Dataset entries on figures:
══════

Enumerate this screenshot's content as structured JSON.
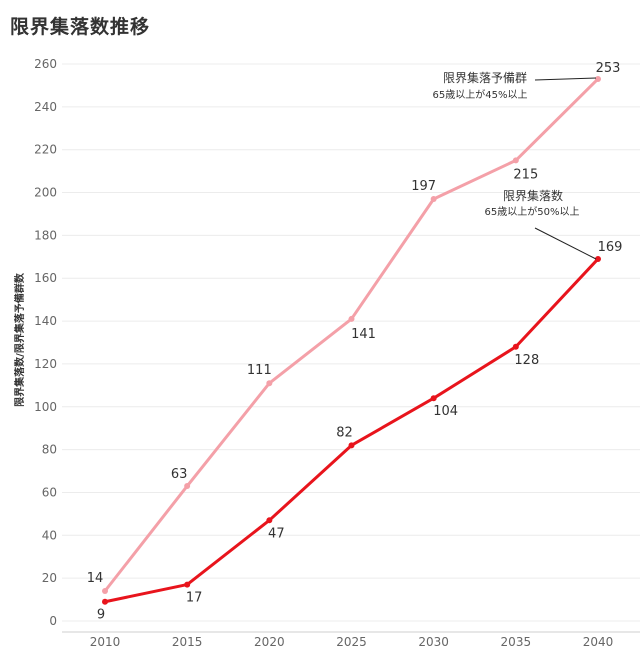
{
  "page": {
    "title": "限界集落数推移"
  },
  "chart_data": {
    "type": "line",
    "title": "限界集落数推移",
    "xlabel": "",
    "ylabel": "限界集落数/限界集落予備群数",
    "x": [
      "2010",
      "2015",
      "2020",
      "2025",
      "2030",
      "2035",
      "2040"
    ],
    "ylim": [
      0,
      260
    ],
    "yticks": [
      0,
      20,
      40,
      60,
      80,
      100,
      120,
      140,
      160,
      180,
      200,
      220,
      240,
      260
    ],
    "grid": true,
    "series": [
      {
        "values": [
          14,
          63,
          111,
          141,
          197,
          215,
          253
        ],
        "color": "#f4a0a8",
        "labels": [
          "14",
          "63",
          "111",
          "141",
          "197",
          "215",
          "253"
        ],
        "annotation": {
          "title": "限界集落予備群",
          "subtitle": "65歳以上が45%以上"
        }
      },
      {
        "values": [
          9,
          17,
          47,
          82,
          104,
          128,
          169
        ],
        "color": "#e8141c",
        "labels": [
          "9",
          "17",
          "47",
          "82",
          "104",
          "128",
          "169"
        ],
        "annotation": {
          "title": "限界集落数",
          "subtitle": "65歳以上が50%以上"
        }
      }
    ]
  }
}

══════

▶ [AIM]: Every record must be copied exactly, with images dropped from the result.

▶ [EXERCISE OUTPUT]:
Enumerate this screenshot's content as structured JSON.
{
  "page": {
    "title": "限界集落数推移"
  },
  "chart_data": {
    "type": "line",
    "title": "限界集落数推移",
    "xlabel": "",
    "ylabel": "限界集落数/限界集落予備群数",
    "x": [
      "2010",
      "2015",
      "2020",
      "2025",
      "2030",
      "2035",
      "2040"
    ],
    "ylim": [
      0,
      260
    ],
    "yticks": [
      0,
      20,
      40,
      60,
      80,
      100,
      120,
      140,
      160,
      180,
      200,
      220,
      240,
      260
    ],
    "grid": true,
    "series": [
      {
        "values": [
          14,
          63,
          111,
          141,
          197,
          215,
          253
        ],
        "color": "#f4a0a8",
        "labels": [
          "14",
          "63",
          "111",
          "141",
          "197",
          "215",
          "253"
        ],
        "annotation": {
          "title": "限界集落予備群",
          "subtitle": "65歳以上が45%以上"
        }
      },
      {
        "values": [
          9,
          17,
          47,
          82,
          104,
          128,
          169
        ],
        "color": "#e8141c",
        "labels": [
          "9",
          "17",
          "47",
          "82",
          "104",
          "128",
          "169"
        ],
        "annotation": {
          "title": "限界集落数",
          "subtitle": "65歳以上が50%以上"
        }
      }
    ]
  }
}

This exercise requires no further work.